** start Working data **
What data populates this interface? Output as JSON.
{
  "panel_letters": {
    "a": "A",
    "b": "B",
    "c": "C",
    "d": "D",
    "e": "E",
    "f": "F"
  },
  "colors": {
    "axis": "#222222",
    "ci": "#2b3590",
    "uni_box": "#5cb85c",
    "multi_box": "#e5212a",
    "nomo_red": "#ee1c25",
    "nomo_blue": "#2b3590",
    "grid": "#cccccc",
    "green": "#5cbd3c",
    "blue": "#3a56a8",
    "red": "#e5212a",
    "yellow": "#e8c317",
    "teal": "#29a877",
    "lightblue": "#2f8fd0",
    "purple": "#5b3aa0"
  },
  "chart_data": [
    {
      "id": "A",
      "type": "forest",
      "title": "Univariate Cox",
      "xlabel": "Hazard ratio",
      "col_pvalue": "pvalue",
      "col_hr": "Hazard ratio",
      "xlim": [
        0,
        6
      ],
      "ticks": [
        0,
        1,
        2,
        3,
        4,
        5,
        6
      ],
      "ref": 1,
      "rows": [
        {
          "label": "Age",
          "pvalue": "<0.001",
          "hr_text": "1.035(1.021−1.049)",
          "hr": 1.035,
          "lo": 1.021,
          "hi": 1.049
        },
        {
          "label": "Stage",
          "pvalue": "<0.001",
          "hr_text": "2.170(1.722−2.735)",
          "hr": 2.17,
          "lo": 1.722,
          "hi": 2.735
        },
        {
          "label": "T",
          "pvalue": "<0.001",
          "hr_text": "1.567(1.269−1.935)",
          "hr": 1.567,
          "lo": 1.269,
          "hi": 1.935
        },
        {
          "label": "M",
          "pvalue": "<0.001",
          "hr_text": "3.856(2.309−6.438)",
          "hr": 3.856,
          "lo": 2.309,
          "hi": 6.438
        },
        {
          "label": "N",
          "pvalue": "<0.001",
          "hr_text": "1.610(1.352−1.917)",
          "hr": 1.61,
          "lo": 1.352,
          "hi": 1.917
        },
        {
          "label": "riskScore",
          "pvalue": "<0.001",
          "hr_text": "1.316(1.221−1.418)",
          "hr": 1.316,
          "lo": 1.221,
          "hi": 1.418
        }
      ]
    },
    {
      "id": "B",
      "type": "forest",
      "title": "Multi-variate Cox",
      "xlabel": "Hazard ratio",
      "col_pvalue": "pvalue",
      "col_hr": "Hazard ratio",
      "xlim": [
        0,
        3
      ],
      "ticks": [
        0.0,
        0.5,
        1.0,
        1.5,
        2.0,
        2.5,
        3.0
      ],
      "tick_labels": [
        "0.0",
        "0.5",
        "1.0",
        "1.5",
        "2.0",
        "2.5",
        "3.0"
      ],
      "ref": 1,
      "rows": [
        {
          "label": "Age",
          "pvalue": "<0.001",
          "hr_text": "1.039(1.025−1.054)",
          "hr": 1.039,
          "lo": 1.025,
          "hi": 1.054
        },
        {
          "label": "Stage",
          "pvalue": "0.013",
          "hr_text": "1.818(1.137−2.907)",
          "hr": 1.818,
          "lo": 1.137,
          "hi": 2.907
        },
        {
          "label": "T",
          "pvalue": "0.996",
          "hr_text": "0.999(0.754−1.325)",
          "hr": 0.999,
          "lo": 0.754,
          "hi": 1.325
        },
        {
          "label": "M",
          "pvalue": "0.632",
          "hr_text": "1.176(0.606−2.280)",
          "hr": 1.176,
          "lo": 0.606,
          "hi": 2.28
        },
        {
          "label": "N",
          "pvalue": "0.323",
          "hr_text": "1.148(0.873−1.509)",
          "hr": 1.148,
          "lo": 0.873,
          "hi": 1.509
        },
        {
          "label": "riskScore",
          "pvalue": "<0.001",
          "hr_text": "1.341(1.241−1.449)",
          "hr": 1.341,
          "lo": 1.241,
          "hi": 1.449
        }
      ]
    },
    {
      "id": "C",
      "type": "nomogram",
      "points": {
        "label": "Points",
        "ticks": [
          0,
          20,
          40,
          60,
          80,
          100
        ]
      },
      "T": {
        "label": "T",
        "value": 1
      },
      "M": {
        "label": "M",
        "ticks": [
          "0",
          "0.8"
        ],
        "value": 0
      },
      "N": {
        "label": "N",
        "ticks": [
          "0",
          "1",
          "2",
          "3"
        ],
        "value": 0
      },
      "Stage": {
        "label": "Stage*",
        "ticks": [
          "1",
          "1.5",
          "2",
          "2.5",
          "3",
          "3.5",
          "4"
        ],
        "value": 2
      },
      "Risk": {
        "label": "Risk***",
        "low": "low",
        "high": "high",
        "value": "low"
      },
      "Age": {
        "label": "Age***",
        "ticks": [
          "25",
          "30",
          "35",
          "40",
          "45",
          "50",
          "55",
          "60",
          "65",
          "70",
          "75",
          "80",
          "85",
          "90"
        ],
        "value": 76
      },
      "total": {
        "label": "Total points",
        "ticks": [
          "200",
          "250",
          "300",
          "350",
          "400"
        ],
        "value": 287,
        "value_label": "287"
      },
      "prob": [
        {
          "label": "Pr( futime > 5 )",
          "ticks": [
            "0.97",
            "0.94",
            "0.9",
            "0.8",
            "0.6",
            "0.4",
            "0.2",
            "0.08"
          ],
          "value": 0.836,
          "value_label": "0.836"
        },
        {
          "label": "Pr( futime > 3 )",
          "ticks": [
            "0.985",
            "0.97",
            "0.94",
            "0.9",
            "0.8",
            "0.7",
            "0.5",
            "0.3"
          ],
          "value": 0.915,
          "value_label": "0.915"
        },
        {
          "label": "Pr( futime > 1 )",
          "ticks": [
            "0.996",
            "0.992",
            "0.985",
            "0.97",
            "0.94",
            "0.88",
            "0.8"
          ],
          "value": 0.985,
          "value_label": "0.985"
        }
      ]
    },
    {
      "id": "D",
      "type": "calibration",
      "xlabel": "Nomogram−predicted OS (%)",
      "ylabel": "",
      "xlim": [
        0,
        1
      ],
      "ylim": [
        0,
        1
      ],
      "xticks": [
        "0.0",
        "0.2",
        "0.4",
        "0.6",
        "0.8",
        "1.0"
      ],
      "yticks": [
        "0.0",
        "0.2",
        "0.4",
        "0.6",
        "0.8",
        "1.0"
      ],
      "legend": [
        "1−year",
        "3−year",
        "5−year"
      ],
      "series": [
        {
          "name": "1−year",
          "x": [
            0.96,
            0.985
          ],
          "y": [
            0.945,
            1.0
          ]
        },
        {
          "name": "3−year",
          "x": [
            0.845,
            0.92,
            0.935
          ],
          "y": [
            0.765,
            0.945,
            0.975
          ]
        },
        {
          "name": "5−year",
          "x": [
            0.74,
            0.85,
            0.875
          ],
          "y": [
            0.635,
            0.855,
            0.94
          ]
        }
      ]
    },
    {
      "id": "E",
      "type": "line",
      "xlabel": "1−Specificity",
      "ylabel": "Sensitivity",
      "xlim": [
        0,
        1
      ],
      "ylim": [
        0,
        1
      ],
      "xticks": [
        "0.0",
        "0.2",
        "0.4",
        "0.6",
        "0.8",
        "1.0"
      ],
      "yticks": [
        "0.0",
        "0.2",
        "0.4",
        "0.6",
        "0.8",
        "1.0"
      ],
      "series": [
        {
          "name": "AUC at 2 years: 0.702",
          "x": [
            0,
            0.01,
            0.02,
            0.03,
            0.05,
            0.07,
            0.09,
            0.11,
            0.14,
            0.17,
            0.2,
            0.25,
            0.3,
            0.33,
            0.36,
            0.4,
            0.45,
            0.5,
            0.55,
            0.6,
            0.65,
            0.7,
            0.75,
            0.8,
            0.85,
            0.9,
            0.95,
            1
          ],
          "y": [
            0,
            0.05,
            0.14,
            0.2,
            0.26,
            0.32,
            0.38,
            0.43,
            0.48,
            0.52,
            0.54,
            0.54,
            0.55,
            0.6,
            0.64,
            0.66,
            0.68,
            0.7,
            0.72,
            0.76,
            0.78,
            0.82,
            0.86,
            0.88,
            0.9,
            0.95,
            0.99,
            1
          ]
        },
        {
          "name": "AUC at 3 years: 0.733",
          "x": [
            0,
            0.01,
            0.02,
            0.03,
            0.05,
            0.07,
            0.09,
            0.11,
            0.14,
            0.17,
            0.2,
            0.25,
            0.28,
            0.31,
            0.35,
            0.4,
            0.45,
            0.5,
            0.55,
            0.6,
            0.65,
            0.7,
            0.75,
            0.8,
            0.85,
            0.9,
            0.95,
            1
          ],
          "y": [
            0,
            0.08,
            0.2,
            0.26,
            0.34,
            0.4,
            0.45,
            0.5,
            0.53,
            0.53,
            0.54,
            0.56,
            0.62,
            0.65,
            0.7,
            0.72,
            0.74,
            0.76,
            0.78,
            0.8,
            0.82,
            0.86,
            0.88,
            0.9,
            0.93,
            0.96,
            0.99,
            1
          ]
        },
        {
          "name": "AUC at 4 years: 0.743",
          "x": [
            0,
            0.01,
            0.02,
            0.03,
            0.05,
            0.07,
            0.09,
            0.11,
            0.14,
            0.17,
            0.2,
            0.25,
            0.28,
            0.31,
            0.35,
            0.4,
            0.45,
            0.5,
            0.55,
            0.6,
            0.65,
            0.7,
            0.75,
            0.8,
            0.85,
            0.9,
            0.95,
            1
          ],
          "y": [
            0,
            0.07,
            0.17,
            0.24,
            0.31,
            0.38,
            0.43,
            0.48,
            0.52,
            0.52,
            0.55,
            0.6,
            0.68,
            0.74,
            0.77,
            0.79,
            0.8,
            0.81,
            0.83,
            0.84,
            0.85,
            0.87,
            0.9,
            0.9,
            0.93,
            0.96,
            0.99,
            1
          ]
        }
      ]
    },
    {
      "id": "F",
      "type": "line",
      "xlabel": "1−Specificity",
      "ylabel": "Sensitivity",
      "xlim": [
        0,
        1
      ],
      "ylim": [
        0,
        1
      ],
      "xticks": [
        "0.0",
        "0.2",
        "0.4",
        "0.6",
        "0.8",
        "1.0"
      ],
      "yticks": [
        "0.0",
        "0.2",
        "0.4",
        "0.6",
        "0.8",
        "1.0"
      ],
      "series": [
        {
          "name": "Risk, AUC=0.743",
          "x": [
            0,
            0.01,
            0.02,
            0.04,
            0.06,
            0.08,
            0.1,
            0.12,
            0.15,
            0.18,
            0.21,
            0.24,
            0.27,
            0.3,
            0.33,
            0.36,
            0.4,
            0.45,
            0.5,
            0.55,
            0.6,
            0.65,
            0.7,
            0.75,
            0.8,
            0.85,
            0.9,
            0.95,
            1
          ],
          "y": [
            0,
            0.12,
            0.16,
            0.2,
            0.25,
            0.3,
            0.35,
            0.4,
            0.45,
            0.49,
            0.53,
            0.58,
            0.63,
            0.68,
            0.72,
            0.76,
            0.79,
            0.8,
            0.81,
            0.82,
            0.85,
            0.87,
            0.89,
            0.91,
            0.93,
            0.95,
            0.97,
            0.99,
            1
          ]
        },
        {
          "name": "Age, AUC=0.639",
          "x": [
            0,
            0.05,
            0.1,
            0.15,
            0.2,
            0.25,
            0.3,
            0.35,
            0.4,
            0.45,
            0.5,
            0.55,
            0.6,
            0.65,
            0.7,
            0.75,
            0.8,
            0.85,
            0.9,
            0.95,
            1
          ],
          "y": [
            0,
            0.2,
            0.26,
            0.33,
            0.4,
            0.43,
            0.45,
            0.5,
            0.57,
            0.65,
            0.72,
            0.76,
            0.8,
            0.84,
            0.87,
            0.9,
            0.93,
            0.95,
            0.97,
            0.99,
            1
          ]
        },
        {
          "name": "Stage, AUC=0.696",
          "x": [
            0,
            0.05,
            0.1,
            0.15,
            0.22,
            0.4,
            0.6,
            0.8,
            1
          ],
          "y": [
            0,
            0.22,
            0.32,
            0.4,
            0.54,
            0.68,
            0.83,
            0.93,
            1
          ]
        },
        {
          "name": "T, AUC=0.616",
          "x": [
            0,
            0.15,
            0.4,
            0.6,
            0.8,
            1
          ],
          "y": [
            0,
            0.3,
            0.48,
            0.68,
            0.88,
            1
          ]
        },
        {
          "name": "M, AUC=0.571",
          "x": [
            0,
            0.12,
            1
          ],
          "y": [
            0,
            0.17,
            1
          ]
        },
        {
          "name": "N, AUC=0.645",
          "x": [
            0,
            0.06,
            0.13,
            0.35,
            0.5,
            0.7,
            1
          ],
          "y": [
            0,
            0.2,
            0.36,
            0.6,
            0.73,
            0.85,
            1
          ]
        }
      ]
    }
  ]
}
** end Working data **
Collect the lines that hold "title".

      "title": "Univariate Cox",
      "title": "Multi-variate Cox",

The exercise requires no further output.